### Task to carry out:
Your task is to transcribe the data in full.
** START **
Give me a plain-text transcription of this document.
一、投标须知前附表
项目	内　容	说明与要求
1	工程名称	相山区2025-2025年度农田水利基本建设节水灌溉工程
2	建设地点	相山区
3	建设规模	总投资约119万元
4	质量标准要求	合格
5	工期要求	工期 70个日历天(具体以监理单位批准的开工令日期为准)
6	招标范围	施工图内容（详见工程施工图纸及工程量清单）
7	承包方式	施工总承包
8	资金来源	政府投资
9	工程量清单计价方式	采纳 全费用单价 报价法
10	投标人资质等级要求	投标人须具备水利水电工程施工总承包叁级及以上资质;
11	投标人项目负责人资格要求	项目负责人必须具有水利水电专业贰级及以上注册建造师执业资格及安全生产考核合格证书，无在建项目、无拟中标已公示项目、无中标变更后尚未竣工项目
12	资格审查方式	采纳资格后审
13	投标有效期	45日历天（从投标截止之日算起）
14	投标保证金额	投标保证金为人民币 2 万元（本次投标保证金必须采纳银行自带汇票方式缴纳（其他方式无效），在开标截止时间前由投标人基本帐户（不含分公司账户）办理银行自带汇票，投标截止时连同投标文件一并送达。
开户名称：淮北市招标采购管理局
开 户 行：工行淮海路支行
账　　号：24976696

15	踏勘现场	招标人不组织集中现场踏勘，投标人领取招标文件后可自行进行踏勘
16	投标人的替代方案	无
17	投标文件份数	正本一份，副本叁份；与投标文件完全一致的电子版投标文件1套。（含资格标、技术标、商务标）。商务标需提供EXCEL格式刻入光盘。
** END **
### Correct output:
Give me a plain-text transcription of this document.
一、投标须知前附表
项目	内　容	说明与要求
1	工程名称	相山区2025-2025年度农田水利基本建设节水灌溉工程
2	建设地点	相山区
3	建设规模	总投资约119万元
4	质量标准要求	合格
5	工期要求	工期 70个日历天(具体以监理单位批准的开工令日期为准)
6	招标范围	施工图内容（详见工程施工图纸及工程量清单）
7	承包方式	施工总承包
8	资金来源	政府投资
9	工程量清单计价方式	采纳 全费用单价 报价法
10	投标人资质等级要求	投标人须具备水利水电工程施工总承包叁级及以上资质;
11	投标人项目负责人资格要求	项目负责人必须具有水利水电专业贰级及以上注册建造师执业资格及安全生产考核合格证书，无在建项目、无拟中标已公示项目、无中标变更后尚未竣工项目
12	资格审查方式	采纳资格后审
13	投标有效期	45日历天（从投标截止之日算起）
14	投标保证金额	投标保证金为人民币 2 万元（本次投标保证金必须采纳银行自带汇票方式缴纳（其他方式无效），在开标截止时间前由投标人基本帐户（不含分公司账户）办理银行自带汇票，投标截止时连同投标文件一并送达。
开户名称：淮北市招标采购管理局
开 户 行：工行淮海路支行
账　　号：24976696

15	踏勘现场	招标人不组织集中现场踏勘，投标人领取招标文件后可自行进行踏勘
16	投标人的替代方案	无
17	投标文件份数	正本一份，副本叁份；与投标文件完全一致的电子版投标文件1套。（含资格标、技术标、商务标）。商务标需提供EXCEL格式刻入光盘。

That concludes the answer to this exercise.